- [THE PROBLEM]:
Every entry that follows should be reproduced exactly.

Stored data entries

+ + + + +

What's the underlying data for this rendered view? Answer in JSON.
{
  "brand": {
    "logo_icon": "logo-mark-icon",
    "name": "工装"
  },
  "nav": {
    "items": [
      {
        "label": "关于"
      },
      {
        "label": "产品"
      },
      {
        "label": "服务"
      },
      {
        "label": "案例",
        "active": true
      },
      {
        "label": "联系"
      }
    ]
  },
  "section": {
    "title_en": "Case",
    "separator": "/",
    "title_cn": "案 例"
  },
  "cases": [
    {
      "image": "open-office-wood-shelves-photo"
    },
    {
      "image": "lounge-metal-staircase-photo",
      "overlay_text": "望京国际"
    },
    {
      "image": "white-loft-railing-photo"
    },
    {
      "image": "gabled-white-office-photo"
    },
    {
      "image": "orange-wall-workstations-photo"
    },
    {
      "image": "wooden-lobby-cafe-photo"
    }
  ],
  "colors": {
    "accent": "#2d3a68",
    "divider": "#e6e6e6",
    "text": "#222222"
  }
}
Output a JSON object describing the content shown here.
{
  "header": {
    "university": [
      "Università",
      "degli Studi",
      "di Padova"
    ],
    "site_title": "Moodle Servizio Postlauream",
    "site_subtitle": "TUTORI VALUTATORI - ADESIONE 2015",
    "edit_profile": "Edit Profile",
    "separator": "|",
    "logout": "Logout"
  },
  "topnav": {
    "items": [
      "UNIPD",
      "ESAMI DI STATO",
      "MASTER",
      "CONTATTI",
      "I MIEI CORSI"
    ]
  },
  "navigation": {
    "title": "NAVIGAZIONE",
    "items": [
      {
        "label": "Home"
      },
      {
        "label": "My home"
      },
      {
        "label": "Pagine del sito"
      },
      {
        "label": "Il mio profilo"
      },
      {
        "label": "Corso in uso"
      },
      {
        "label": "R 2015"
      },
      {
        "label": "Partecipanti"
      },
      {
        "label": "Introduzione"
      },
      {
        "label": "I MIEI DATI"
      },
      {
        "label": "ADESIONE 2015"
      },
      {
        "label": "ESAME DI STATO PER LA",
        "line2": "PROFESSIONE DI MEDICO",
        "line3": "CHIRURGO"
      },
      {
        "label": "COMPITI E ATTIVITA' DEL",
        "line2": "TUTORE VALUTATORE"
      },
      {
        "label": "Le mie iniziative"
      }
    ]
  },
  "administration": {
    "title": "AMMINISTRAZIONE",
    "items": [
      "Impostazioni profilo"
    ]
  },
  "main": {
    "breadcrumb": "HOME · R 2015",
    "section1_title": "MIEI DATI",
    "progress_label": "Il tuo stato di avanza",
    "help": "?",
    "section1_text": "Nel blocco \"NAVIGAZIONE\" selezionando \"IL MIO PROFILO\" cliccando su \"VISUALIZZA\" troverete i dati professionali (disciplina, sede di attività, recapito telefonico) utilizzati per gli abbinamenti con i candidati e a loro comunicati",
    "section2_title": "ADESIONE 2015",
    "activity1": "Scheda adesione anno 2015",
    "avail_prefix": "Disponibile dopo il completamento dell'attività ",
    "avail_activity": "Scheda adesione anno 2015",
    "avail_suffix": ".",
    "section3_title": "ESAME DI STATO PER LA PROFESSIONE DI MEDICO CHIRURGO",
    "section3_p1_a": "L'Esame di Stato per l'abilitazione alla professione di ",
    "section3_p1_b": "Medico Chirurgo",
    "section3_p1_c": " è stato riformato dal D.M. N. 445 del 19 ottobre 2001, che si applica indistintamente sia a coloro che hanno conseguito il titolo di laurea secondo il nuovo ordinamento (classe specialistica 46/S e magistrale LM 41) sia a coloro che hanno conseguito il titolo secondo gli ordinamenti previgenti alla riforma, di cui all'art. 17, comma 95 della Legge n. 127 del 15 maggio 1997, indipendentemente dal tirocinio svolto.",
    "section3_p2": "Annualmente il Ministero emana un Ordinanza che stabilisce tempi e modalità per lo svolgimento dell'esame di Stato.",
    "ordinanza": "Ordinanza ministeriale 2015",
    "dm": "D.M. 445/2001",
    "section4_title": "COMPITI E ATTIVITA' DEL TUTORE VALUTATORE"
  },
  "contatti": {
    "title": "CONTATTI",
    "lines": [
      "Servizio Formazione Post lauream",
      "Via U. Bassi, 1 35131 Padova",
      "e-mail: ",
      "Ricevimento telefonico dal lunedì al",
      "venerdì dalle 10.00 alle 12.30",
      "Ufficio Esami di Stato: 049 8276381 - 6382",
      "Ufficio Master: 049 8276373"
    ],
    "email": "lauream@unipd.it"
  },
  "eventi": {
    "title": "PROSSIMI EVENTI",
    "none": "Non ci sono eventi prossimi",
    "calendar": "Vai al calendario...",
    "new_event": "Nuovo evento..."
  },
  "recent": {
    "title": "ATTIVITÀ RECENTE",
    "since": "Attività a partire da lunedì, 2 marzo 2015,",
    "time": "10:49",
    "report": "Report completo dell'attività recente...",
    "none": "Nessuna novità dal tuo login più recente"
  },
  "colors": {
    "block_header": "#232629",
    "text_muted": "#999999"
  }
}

+ + + + +

- [OUTPUT FOR THIS EXERCISE]:
What's the underlying data for this rendered view? Answer in JSON.
{
  "brand": {
    "logo_icon": "logo-mark-icon",
    "name": "工装"
  },
  "nav": {
    "items": [
      {
        "label": "关于"
      },
      {
        "label": "产品"
      },
      {
        "label": "服务"
      },
      {
        "label": "案例",
        "active": true
      },
      {
        "label": "联系"
      }
    ]
  },
  "section": {
    "title_en": "Case",
    "separator": "/",
    "title_cn": "案 例"
  },
  "cases": [
    {
      "image": "open-office-wood-shelves-photo"
    },
    {
      "image": "lounge-metal-staircase-photo",
      "overlay_text": "望京国际"
    },
    {
      "image": "white-loft-railing-photo"
    },
    {
      "image": "gabled-white-office-photo"
    },
    {
      "image": "orange-wall-workstations-photo"
    },
    {
      "image": "wooden-lobby-cafe-photo"
    }
  ],
  "colors": {
    "accent": "#2d3a68",
    "divider": "#e6e6e6",
    "text": "#222222"
  }
}
Output a JSON object describing the content shown here.
{
  "header": {
    "university": [
      "Università",
      "degli Studi",
      "di Padova"
    ],
    "site_title": "Moodle Servizio Postlauream",
    "site_subtitle": "TUTORI VALUTATORI - ADESIONE 2015",
    "edit_profile": "Edit Profile",
    "separator": "|",
    "logout": "Logout"
  },
  "topnav": {
    "items": [
      "UNIPD",
      "ESAMI DI STATO",
      "MASTER",
      "CONTATTI",
      "I MIEI CORSI"
    ]
  },
  "navigation": {
    "title": "NAVIGAZIONE",
    "items": [
      {
        "label": "Home"
      },
      {
        "label": "My home"
      },
      {
        "label": "Pagine del sito"
      },
      {
        "label": "Il mio profilo"
      },
      {
        "label": "Corso in uso"
      },
      {
        "label": "R 2015"
      },
      {
        "label": "Partecipanti"
      },
      {
        "label": "Introduzione"
      },
      {
        "label": "I MIEI DATI"
      },
      {
        "label": "ADESIONE 2015"
      },
      {
        "label": "ESAME DI STATO PER LA",
        "line2": "PROFESSIONE DI MEDICO",
        "line3": "CHIRURGO"
      },
      {
        "label": "COMPITI E ATTIVITA' DEL",
        "line2": "TUTORE VALUTATORE"
      },
      {
        "label": "Le mie iniziative"
      }
    ]
  },
  "administration": {
    "title": "AMMINISTRAZIONE",
    "items": [
      "Impostazioni profilo"
    ]
  },
  "main": {
    "breadcrumb": "HOME · R 2015",
    "section1_title": "MIEI DATI",
    "progress_label": "Il tuo stato di avanza",
    "help": "?",
    "section1_text": "Nel blocco \"NAVIGAZIONE\" selezionando \"IL MIO PROFILO\" cliccando su \"VISUALIZZA\" troverete i dati professionali (disciplina, sede di attività, recapito telefonico) utilizzati per gli abbinamenti con i candidati e a loro comunicati",
    "section2_title": "ADESIONE 2015",
    "activity1": "Scheda adesione anno 2015",
    "avail_prefix": "Disponibile dopo il completamento dell'attività ",
    "avail_activity": "Scheda adesione anno 2015",
    "avail_suffix": ".",
    "section3_title": "ESAME DI STATO PER LA PROFESSIONE DI MEDICO CHIRURGO",
    "section3_p1_a": "L'Esame di Stato per l'abilitazione alla professione di ",
    "section3_p1_b": "Medico Chirurgo",
    "section3_p1_c": " è stato riformato dal D.M. N. 445 del 19 ottobre 2001, che si applica indistintamente sia a coloro che hanno conseguito il titolo di laurea secondo il nuovo ordinamento (classe specialistica 46/S e magistrale LM 41) sia a coloro che hanno conseguito il titolo secondo gli ordinamenti previgenti alla riforma, di cui all'art. 17, comma 95 della Legge n. 127 del 15 maggio 1997, indipendentemente dal tirocinio svolto.",
    "section3_p2": "Annualmente il Ministero emana un Ordinanza che stabilisce tempi e modalità per lo svolgimento dell'esame di Stato.",
    "ordinanza": "Ordinanza ministeriale 2015",
    "dm": "D.M. 445/2001",
    "section4_title": "COMPITI E ATTIVITA' DEL TUTORE VALUTATORE"
  },
  "contatti": {
    "title": "CONTATTI",
    "lines": [
      "Servizio Formazione Post lauream",
      "Via U. Bassi, 1 35131 Padova",
      "e-mail: ",
      "Ricevimento telefonico dal lunedì al",
      "venerdì dalle 10.00 alle 12.30",
      "Ufficio Esami di Stato: 049 8276381 - 6382",
      "Ufficio Master: 049 8276373"
    ],
    "email": "lauream@unipd.it"
  },
  "eventi": {
    "title": "PROSSIMI EVENTI",
    "none": "Non ci sono eventi prossimi",
    "calendar": "Vai al calendario...",
    "new_event": "Nuovo evento..."
  },
  "recent": {
    "title": "ATTIVITÀ RECENTE",
    "since": "Attività a partire da lunedì, 2 marzo 2015,",
    "time": "10:49",
    "report": "Report completo dell'attività recente...",
    "none": "Nessuna novità dal tuo login più recente"
  },
  "colors": {
    "block_header": "#232629",
    "text_muted": "#999999"
  }
}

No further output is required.